§ **Exercise aim**: In the excerpt on African history, which two peoples does the text say were forging steel with blast-furnaces 2000 years ago?

§ **Excerpt**:
Ask about Axum, or the Songhai Empire, the Kingdoms of Ghana, Benin and Ethiopia, and you’ll often get blank faces: again, because of a eurocentric worldview, swathes of history remain terra incognito to many. Technology has never been the narrow preserve of Europe: few realize that, for instance, fractal mathematics was in use in Africa centuries before it was “discovered” by a German mathematician in the 20th century. The Haya of Tanzania and the lost sub-saharan Nok culture (900 BC to 200 AD) were forging steel with blast-furnaces 2000 years ago. (Incidentally, the Nok’s judicial system pre-dates the western judicial system). The medieval Ashanti empire – which stretched from central Ghana to the present-day Ivory Coast – is renowned for it’s military prowess, wealth, architecture, sophisticated hierarchy, legal system and culture; its gold work evidence of unsurpassed technical and aesthetic skill.

I could go on.

There’s a helpful debate running at present at Quora (which is where the introduction question came from):

https://www.quora.com/Why-has-Africa-historically-never-been-technologically-and-militarily-as-developed-as-the-rest-of-the-world

What I enjoyed in reading the various responses was that the premise of the question itself is challenged: there’s considerable ignorance, conceit and a measure of racism in the way the question is phrased. I’d always rather thought Jared Diamond’s Guns, Germs, and Steel was a good book on the subject, but I realize he too comes at the problem from a eurocentric perspective (and why, pray tell me, should Africa offer a defense for herself, given Europe’s record of disastrous meddling on the continent for the last four hundred years?).

Once you understand that the question itself is flawed, it’s a whole lot more interesting to explore the history of Africa’s civilisations without the myopic lens of the so-called “first world” (itself an anachronistic Cold War term: who ever decided which the “first” world was anyway?). Of course there are volumes written on this subject, by academics and experts of all persuasions and perspectives (historical, archaeological, anthropological, political and so on). The Quora thread offers exciting insights about past African population densities, agricultural potential and climatic influences on civilizations, as well as exposing the hubris and fictions surrounding Europe as the centre of the world.

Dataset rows
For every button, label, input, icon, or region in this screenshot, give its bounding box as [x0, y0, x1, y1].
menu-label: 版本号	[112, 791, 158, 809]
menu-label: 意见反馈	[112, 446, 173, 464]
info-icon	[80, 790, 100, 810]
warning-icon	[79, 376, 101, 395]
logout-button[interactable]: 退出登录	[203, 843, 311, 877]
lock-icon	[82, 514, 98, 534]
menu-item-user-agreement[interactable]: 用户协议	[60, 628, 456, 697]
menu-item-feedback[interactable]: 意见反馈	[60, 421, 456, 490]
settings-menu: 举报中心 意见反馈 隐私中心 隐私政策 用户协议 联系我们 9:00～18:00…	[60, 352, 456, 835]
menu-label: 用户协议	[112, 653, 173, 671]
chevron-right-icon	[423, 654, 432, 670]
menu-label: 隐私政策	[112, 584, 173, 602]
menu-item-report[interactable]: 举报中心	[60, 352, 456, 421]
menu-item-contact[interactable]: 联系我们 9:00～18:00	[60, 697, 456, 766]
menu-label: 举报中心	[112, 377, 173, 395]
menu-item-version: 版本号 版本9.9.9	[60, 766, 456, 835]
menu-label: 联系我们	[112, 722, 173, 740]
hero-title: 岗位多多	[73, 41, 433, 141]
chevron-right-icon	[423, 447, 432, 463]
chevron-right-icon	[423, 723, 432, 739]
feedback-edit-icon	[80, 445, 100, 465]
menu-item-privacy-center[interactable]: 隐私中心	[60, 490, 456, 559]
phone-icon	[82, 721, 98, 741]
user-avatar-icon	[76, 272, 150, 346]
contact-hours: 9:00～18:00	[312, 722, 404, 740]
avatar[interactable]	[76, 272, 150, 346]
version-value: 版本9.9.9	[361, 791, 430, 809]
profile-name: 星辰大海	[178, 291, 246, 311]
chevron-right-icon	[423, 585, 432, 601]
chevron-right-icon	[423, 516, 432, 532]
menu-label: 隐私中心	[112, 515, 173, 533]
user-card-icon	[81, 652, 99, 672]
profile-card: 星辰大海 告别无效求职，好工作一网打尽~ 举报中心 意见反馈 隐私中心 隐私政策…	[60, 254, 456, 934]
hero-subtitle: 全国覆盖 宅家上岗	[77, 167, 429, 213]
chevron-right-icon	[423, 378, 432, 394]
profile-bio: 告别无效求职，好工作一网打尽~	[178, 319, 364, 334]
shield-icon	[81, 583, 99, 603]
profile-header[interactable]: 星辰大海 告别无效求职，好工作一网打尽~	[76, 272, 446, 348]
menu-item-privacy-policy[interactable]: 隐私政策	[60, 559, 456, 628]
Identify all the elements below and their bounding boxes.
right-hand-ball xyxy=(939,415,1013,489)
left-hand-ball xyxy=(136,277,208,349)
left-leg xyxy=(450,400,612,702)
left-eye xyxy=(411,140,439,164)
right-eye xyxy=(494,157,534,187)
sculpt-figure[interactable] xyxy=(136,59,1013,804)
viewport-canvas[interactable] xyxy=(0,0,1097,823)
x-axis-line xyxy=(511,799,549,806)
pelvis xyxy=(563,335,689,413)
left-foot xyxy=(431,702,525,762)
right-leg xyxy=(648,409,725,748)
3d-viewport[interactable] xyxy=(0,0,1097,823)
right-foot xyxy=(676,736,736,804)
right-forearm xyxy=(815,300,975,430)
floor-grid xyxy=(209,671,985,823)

§ **Result of the task**: The Haya of Tanzania and the lost sub-Saharan Nok culture.